In your copy, leave out the pictures and repeat the entries below exactly.
-=-=-=-=-
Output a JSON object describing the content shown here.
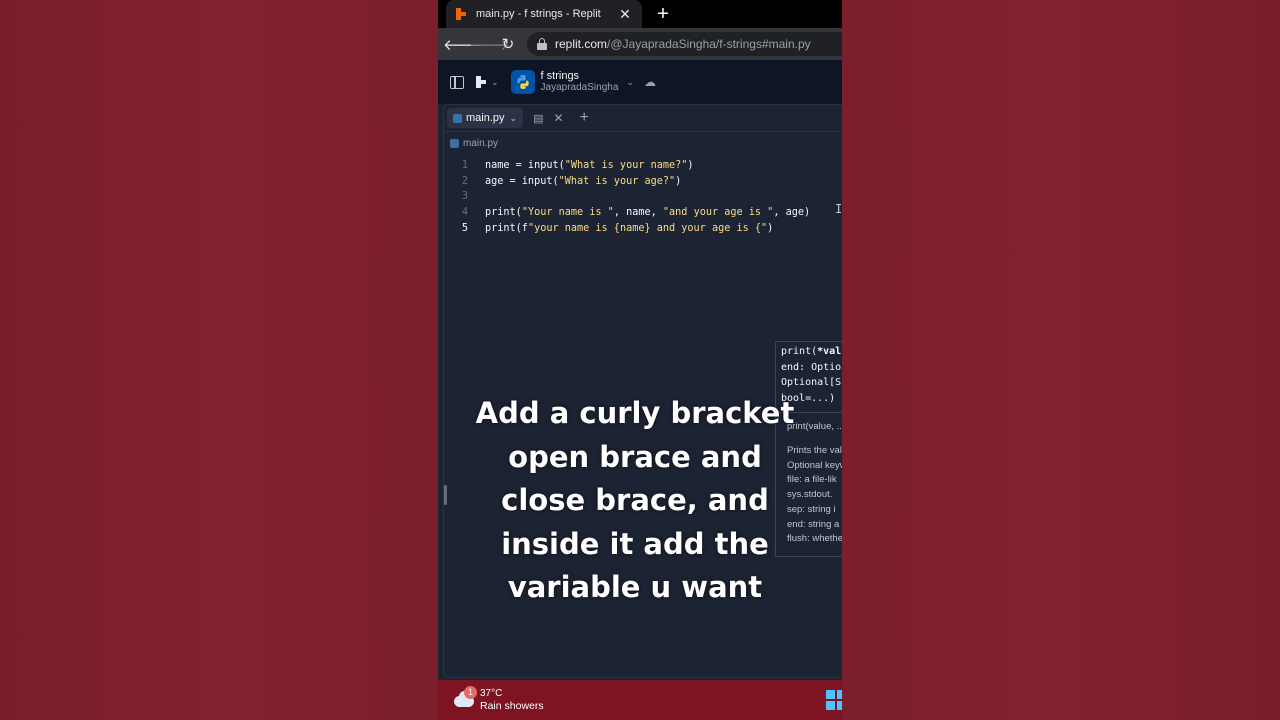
{
  "browser": {
    "tab_title": "main.py - f strings - Replit",
    "tab_close": "✕",
    "new_tab": "+",
    "url_host": "replit.com",
    "url_path": "/@JayapradaSingha/f-strings#main.py"
  },
  "replit_header": {
    "project_name": "f strings",
    "owner": "JayapradaSingha"
  },
  "editor": {
    "open_tab": "main.py",
    "breadcrumb": "main.py",
    "active_line": 5,
    "lines": [
      {
        "num": "1",
        "text": "name = input(\"What is your name?\")"
      },
      {
        "num": "2",
        "text": "age = input(\"What is your age?\")"
      },
      {
        "num": "3",
        "text": ""
      },
      {
        "num": "4",
        "text": "print(\"Your name is \", name, \"and your age is \", age)"
      },
      {
        "num": "5",
        "text": "print(f\"your name is {name} and your age is {\")"
      }
    ]
  },
  "popup": {
    "signature": [
      "print(*valu",
      "end: Optio",
      "Optional[Su",
      "bool=...) -"
    ],
    "signature_short": "print(value, ...",
    "doc": [
      "Prints the val",
      "Optional keyw",
      "file:  a file-lik",
      "sys.stdout.",
      "sep:   string i",
      "end:   string a",
      "flush: whethe"
    ]
  },
  "caption": {
    "lines": [
      "Add a curly bracket",
      "open brace and",
      "close brace, and",
      "inside it add the",
      "variable u want"
    ]
  },
  "taskbar": {
    "weather_badge": "1",
    "temperature": "37°C",
    "condition": "Rain showers"
  },
  "colors": {
    "background": "#7a1d2a",
    "editor_bg": "#1c2333",
    "string_yellow": "#fbdb87",
    "taskbar": "#7e1422"
  }
}
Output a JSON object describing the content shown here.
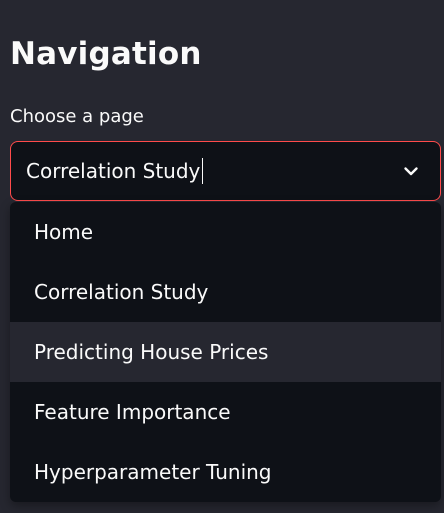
{
  "sidebar": {
    "title": "Navigation",
    "select_label": "Choose a page",
    "selected_value": "Correlation Study",
    "dropdown_icon": "chevron-down-icon",
    "highlighted_index": 2,
    "options": [
      {
        "label": "Home"
      },
      {
        "label": "Correlation Study"
      },
      {
        "label": "Predicting House Prices"
      },
      {
        "label": "Feature Importance"
      },
      {
        "label": "Hyperparameter Tuning"
      }
    ]
  },
  "colors": {
    "background": "#262730",
    "input_background": "#0e1117",
    "focus_border": "#ff4b4b",
    "highlight": "#262730",
    "text": "#fafafa"
  }
}
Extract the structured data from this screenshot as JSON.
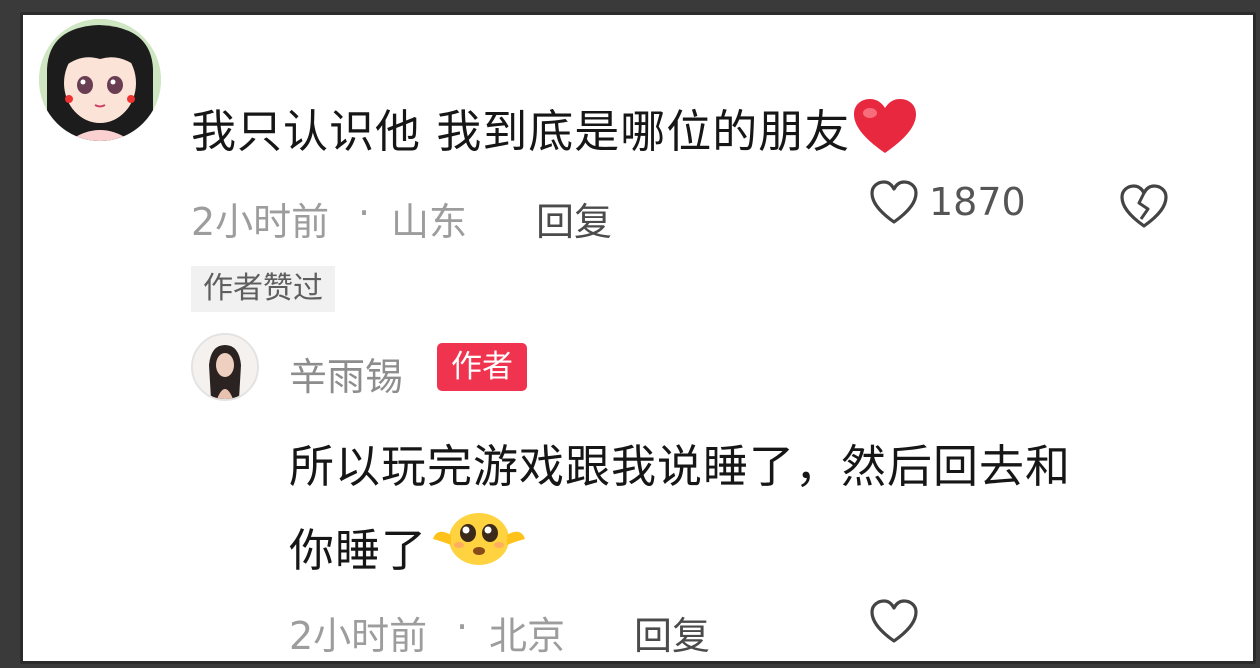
{
  "comment": {
    "text": "我只认识他 我到底是哪位的朋友",
    "emoji": "red-heart",
    "time": "2小时前",
    "separator": "·",
    "location": "山东",
    "reply_label": "回复",
    "like_count": "1870",
    "liked_by_author": "作者赞过"
  },
  "reply": {
    "username": "辛雨锡",
    "author_tag": "作者",
    "text_line1": "所以玩完游戏跟我说睡了，然后回去和",
    "text_line2": "你睡了",
    "emoji": "pleading-face",
    "time": "2小时前",
    "separator": "·",
    "location": "北京",
    "reply_label": "回复"
  },
  "colors": {
    "author_tag_bg": "#f0344f",
    "meta_text": "#9d9d9d",
    "heart_red": "#e8283f"
  }
}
-=-=-=-=-
(COMPLETE OUTPUT):
Output a JSON object describing the content shown here.
{
  "browser": {
    "tab_title": "main.py - f strings - Replit",
    "tab_close": "✕",
    "new_tab": "+",
    "url_host": "replit.com",
    "url_path": "/@JayapradaSingha/f-strings#main.py"
  },
  "replit_header": {
    "project_name": "f strings",
    "owner": "JayapradaSingha"
  },
  "editor": {
    "open_tab": "main.py",
    "breadcrumb": "main.py",
    "active_line": 5,
    "lines": [
      {
        "num": "1",
        "text": "name = input(\"What is your name?\")"
      },
      {
        "num": "2",
        "text": "age = input(\"What is your age?\")"
      },
      {
        "num": "3",
        "text": ""
      },
      {
        "num": "4",
        "text": "print(\"Your name is \", name, \"and your age is \", age)"
      },
      {
        "num": "5",
        "text": "print(f\"your name is {name} and your age is {\")"
      }
    ]
  },
  "popup": {
    "signature": [
      "print(*valu",
      "end: Optio",
      "Optional[Su",
      "bool=...) -"
    ],
    "signature_short": "print(value, ...",
    "doc": [
      "Prints the val",
      "Optional keyw",
      "file:  a file-lik",
      "sys.stdout.",
      "sep:   string i",
      "end:   string a",
      "flush: whethe"
    ]
  },
  "caption": {
    "lines": [
      "Add a curly bracket",
      "open brace and",
      "close brace, and",
      "inside it add the",
      "variable u want"
    ]
  },
  "taskbar": {
    "weather_badge": "1",
    "temperature": "37°C",
    "condition": "Rain showers"
  },
  "colors": {
    "background": "#7a1d2a",
    "editor_bg": "#1c2333",
    "string_yellow": "#fbdb87",
    "taskbar": "#7e1422"
  }
}
Output a JSON object describing the content shown here.
{
  "sidebar": {
    "title": "Navigation",
    "select_label": "Choose a page",
    "selected_value": "Correlation Study",
    "dropdown_icon": "chevron-down-icon",
    "highlighted_index": 2,
    "options": [
      {
        "label": "Home"
      },
      {
        "label": "Correlation Study"
      },
      {
        "label": "Predicting House Prices"
      },
      {
        "label": "Feature Importance"
      },
      {
        "label": "Hyperparameter Tuning"
      }
    ]
  },
  "colors": {
    "background": "#262730",
    "input_background": "#0e1117",
    "focus_border": "#ff4b4b",
    "highlight": "#262730",
    "text": "#fafafa"
  }
}
Extract the structured data from this screenshot as JSON.
{
  "comment": {
    "text": "我只认识他 我到底是哪位的朋友",
    "emoji": "red-heart",
    "time": "2小时前",
    "separator": "·",
    "location": "山东",
    "reply_label": "回复",
    "like_count": "1870",
    "liked_by_author": "作者赞过"
  },
  "reply": {
    "username": "辛雨锡",
    "author_tag": "作者",
    "text_line1": "所以玩完游戏跟我说睡了，然后回去和",
    "text_line2": "你睡了",
    "emoji": "pleading-face",
    "time": "2小时前",
    "separator": "·",
    "location": "北京",
    "reply_label": "回复"
  },
  "colors": {
    "author_tag_bg": "#f0344f",
    "meta_text": "#9d9d9d",
    "heart_red": "#e8283f"
  }
}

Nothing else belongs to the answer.